## [ENTRIES SUPPLIED]
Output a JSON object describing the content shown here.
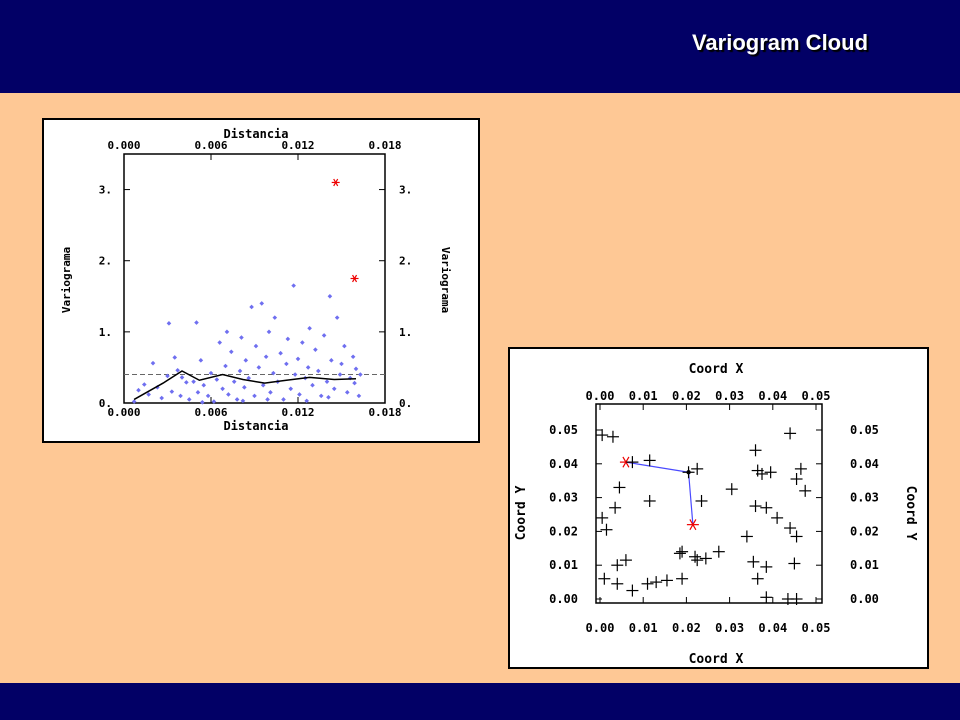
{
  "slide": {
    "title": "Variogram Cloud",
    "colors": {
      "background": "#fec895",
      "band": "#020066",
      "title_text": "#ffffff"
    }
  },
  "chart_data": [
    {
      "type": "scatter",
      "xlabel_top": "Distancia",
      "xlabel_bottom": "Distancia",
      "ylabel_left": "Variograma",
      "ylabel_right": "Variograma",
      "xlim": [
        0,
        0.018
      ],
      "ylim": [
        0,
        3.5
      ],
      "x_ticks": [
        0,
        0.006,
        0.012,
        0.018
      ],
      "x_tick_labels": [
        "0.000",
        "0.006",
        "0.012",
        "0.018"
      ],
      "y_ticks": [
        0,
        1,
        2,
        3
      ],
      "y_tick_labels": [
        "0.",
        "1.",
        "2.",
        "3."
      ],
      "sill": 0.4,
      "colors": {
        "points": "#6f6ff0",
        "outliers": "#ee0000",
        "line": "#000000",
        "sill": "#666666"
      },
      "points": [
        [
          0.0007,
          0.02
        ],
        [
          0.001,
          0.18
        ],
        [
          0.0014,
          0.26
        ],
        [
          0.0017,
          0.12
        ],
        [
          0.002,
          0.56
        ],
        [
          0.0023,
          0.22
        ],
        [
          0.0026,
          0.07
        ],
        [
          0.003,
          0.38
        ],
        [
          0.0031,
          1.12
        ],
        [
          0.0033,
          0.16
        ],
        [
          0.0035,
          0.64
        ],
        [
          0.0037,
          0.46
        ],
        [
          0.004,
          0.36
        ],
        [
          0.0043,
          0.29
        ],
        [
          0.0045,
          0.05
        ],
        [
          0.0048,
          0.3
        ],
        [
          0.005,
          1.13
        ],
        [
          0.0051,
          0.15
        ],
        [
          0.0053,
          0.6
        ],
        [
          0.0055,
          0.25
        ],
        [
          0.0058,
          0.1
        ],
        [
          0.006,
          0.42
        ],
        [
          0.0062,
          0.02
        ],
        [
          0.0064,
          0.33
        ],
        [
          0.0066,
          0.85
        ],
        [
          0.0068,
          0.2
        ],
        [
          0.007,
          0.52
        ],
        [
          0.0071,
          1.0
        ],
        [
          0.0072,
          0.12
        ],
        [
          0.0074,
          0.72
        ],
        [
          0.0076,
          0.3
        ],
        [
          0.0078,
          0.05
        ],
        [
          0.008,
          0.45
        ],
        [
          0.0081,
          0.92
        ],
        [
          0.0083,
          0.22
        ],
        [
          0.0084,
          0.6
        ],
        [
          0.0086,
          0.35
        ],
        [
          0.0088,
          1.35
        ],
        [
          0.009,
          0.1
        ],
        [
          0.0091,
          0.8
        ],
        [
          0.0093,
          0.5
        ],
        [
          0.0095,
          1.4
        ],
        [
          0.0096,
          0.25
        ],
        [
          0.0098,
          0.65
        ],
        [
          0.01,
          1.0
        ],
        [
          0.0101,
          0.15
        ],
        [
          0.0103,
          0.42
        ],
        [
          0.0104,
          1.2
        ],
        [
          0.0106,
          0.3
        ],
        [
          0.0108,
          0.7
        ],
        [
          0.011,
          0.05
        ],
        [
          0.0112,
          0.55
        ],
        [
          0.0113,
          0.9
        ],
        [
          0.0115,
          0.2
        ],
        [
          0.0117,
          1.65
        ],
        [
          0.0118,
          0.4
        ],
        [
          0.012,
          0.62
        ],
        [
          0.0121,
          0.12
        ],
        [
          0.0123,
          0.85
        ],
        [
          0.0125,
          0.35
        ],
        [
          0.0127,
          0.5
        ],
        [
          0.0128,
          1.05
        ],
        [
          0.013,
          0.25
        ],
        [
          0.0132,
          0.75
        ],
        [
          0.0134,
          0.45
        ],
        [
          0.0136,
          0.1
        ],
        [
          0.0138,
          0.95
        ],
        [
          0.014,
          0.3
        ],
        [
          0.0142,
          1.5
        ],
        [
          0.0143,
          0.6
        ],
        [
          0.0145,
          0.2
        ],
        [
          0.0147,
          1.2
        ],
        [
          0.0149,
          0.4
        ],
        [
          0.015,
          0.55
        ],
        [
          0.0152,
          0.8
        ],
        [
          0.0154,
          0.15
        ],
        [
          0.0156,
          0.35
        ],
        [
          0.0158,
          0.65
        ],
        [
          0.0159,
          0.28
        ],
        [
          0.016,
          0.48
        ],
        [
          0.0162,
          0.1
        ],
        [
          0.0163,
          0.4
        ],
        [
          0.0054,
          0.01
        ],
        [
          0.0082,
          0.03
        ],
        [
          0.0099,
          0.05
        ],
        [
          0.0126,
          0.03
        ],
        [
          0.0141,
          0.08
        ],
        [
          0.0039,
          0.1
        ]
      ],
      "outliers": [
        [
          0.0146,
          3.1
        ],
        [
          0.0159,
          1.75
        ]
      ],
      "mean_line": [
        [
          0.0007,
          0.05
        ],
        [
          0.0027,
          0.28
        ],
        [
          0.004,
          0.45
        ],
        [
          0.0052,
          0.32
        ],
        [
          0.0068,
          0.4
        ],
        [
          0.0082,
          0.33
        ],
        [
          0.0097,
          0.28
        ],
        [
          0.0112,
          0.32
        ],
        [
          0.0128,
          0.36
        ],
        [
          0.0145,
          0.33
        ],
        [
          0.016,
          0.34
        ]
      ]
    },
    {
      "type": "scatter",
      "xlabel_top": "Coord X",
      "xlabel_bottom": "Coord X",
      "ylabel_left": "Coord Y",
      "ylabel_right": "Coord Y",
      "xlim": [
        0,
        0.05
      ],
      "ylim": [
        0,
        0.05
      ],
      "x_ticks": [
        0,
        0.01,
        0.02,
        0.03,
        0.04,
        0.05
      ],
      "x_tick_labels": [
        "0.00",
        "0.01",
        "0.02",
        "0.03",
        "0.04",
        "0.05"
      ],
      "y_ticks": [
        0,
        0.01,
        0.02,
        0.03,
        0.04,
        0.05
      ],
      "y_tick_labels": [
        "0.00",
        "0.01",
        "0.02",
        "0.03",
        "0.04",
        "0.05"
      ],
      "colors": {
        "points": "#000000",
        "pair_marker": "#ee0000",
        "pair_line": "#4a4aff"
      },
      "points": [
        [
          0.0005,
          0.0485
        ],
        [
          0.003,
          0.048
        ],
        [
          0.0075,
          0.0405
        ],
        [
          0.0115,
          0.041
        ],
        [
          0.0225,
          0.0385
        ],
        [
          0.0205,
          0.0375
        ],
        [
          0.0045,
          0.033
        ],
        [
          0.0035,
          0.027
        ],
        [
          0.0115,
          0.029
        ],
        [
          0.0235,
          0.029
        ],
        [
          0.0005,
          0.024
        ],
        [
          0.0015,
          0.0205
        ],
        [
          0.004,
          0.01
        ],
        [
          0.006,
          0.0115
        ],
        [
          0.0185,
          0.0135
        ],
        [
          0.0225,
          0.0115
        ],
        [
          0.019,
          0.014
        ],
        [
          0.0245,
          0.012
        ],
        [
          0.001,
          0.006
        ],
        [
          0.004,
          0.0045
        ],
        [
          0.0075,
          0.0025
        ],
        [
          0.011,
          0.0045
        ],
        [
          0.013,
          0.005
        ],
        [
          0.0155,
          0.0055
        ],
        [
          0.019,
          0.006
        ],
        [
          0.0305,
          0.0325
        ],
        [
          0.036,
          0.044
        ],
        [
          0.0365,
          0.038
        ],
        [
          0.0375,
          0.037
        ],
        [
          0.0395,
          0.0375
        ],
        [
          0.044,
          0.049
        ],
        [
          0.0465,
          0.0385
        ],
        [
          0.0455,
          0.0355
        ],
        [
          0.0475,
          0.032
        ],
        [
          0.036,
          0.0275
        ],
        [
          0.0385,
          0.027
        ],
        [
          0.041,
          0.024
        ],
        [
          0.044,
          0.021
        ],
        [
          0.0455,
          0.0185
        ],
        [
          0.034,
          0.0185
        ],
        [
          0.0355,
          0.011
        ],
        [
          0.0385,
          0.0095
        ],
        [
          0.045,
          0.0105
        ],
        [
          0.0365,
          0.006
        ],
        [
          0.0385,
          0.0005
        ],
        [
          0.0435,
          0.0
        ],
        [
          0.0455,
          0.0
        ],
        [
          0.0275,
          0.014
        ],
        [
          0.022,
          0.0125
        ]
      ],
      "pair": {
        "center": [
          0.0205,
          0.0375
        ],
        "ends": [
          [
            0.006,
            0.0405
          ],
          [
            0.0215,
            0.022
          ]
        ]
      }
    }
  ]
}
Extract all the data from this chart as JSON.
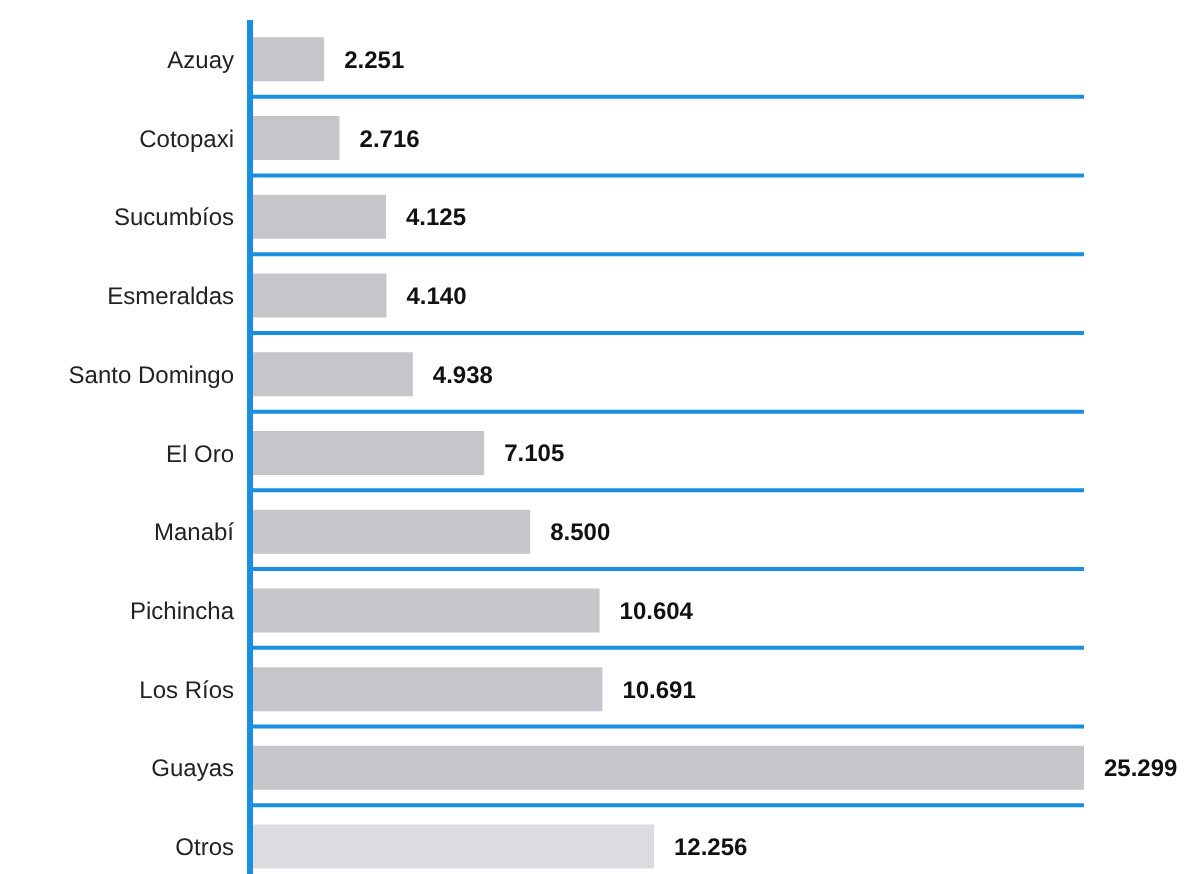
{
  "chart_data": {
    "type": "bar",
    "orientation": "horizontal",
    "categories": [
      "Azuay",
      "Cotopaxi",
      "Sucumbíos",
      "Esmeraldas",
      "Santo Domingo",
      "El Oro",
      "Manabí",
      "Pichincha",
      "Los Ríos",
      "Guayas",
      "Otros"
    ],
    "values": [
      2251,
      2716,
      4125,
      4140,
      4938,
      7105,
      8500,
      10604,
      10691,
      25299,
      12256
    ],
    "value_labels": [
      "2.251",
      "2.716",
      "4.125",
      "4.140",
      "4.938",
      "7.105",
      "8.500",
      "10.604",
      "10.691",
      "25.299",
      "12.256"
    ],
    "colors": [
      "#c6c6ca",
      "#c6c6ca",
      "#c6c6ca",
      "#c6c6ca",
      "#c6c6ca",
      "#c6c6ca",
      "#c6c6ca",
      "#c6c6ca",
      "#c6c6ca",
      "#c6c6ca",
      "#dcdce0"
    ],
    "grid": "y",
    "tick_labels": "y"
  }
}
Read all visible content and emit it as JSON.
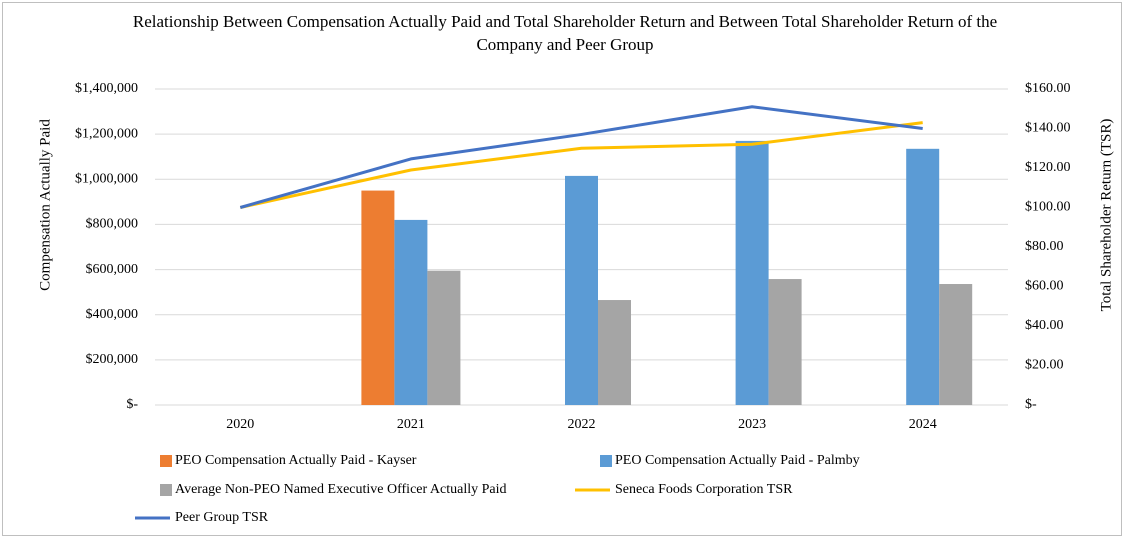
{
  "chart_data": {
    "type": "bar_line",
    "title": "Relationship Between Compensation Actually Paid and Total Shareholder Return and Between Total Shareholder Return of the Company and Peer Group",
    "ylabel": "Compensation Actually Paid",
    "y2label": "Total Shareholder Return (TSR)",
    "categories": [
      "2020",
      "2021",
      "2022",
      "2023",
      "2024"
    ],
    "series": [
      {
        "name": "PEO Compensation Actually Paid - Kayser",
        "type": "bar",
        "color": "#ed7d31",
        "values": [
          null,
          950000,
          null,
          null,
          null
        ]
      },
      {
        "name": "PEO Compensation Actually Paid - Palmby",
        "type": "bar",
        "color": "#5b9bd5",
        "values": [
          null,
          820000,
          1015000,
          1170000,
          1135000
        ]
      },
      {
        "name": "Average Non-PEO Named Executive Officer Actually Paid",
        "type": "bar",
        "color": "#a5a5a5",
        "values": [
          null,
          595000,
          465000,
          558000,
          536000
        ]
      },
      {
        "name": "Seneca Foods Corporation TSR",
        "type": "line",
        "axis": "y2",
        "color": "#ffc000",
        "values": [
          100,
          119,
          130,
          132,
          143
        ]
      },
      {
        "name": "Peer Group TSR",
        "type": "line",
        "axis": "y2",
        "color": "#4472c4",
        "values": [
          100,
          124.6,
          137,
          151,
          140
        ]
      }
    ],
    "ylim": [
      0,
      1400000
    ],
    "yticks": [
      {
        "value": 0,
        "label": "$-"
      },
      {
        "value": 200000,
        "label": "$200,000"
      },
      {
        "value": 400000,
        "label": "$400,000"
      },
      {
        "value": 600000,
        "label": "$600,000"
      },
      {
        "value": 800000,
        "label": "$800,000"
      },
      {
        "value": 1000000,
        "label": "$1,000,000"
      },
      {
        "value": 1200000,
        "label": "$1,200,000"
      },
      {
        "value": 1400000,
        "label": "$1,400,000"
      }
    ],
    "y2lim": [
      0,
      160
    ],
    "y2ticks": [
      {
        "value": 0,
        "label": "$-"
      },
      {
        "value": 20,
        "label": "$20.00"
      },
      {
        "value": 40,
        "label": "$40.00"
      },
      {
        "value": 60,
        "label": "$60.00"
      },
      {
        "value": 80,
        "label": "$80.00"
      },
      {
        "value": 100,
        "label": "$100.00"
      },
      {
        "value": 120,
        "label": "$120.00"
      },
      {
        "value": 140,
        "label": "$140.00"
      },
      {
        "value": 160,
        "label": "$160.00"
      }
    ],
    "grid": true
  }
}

## [DIRECTION]
Gather all lines from the records above in which "Compensation" appears.

## [WRITTEN RESPONSE]
    "title": "Relationship Between Compensation Actually Paid and Total Shareholder Return and Between Total Shareholder Return of the Company and Peer Group",
    "ylabel": "Compensation Actually Paid",
        "name": "PEO Compensation Actually Paid - Kayser",
        "name": "PEO Compensation Actually Paid - Palmby",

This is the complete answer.